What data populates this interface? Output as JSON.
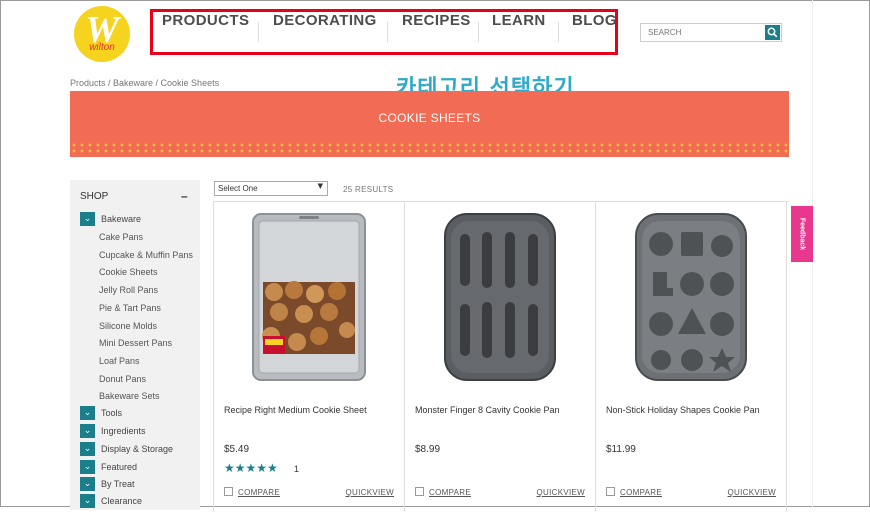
{
  "brand": {
    "logo_letter": "W",
    "logo_text": "wilton"
  },
  "nav": {
    "items": [
      "PRODUCTS",
      "DECORATING",
      "RECIPES",
      "LEARN",
      "BLOG"
    ]
  },
  "search": {
    "placeholder": "SEARCH"
  },
  "breadcrumb": "Products / Bakeware / Cookie Sheets",
  "overlay_caption": "카테고리 선택하기",
  "banner": {
    "title": "COOKIE SHEETS"
  },
  "sidebar": {
    "shop_label": "SHOP",
    "collapse_symbol": "–",
    "categories": [
      "Bakeware",
      "Tools",
      "Ingredients",
      "Display & Storage",
      "Featured",
      "By Treat",
      "Clearance"
    ],
    "bakeware_subitems": [
      "Cake Pans",
      "Cupcake & Muffin Pans",
      "Cookie Sheets",
      "Jelly Roll Pans",
      "Pie & Tart Pans",
      "Silicone Molds",
      "Mini Dessert Pans",
      "Loaf Pans",
      "Donut Pans",
      "Bakeware Sets"
    ]
  },
  "toolbar": {
    "select_value": "Select One",
    "results": "25 RESULTS"
  },
  "products": [
    {
      "name": "Recipe Right Medium Cookie Sheet",
      "price": "$5.49",
      "stars": "★★★★★",
      "rating_count": "1",
      "compare": "COMPARE",
      "quickview": "QUICKVIEW"
    },
    {
      "name": "Monster Finger 8 Cavity Cookie Pan",
      "price": "$8.99",
      "compare": "COMPARE",
      "quickview": "QUICKVIEW"
    },
    {
      "name": "Non-Stick Holiday Shapes Cookie Pan",
      "price": "$11.99",
      "compare": "COMPARE",
      "quickview": "QUICKVIEW"
    }
  ],
  "feedback_label": "Feedback",
  "colors": {
    "accent": "#1a7f8a",
    "banner": "#f26b54",
    "highlight": "#e8001a",
    "feedback": "#e8378c",
    "logo": "#f6d31f"
  }
}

◆ Exercise ◆
Without the pictures, copy the material exactly as given.

◆ Solution for this exercise ◆
What data populates this interface? Output as JSON.
{
  "brand": {
    "logo_letter": "W",
    "logo_text": "wilton"
  },
  "nav": {
    "items": [
      "PRODUCTS",
      "DECORATING",
      "RECIPES",
      "LEARN",
      "BLOG"
    ]
  },
  "search": {
    "placeholder": "SEARCH"
  },
  "breadcrumb": "Products / Bakeware / Cookie Sheets",
  "overlay_caption": "카테고리 선택하기",
  "banner": {
    "title": "COOKIE SHEETS"
  },
  "sidebar": {
    "shop_label": "SHOP",
    "collapse_symbol": "–",
    "categories": [
      "Bakeware",
      "Tools",
      "Ingredients",
      "Display & Storage",
      "Featured",
      "By Treat",
      "Clearance"
    ],
    "bakeware_subitems": [
      "Cake Pans",
      "Cupcake & Muffin Pans",
      "Cookie Sheets",
      "Jelly Roll Pans",
      "Pie & Tart Pans",
      "Silicone Molds",
      "Mini Dessert Pans",
      "Loaf Pans",
      "Donut Pans",
      "Bakeware Sets"
    ]
  },
  "toolbar": {
    "select_value": "Select One",
    "results": "25 RESULTS"
  },
  "products": [
    {
      "name": "Recipe Right Medium Cookie Sheet",
      "price": "$5.49",
      "stars": "★★★★★",
      "rating_count": "1",
      "compare": "COMPARE",
      "quickview": "QUICKVIEW"
    },
    {
      "name": "Monster Finger 8 Cavity Cookie Pan",
      "price": "$8.99",
      "compare": "COMPARE",
      "quickview": "QUICKVIEW"
    },
    {
      "name": "Non-Stick Holiday Shapes Cookie Pan",
      "price": "$11.99",
      "compare": "COMPARE",
      "quickview": "QUICKVIEW"
    }
  ],
  "feedback_label": "Feedback",
  "colors": {
    "accent": "#1a7f8a",
    "banner": "#f26b54",
    "highlight": "#e8001a",
    "feedback": "#e8378c",
    "logo": "#f6d31f"
  }
}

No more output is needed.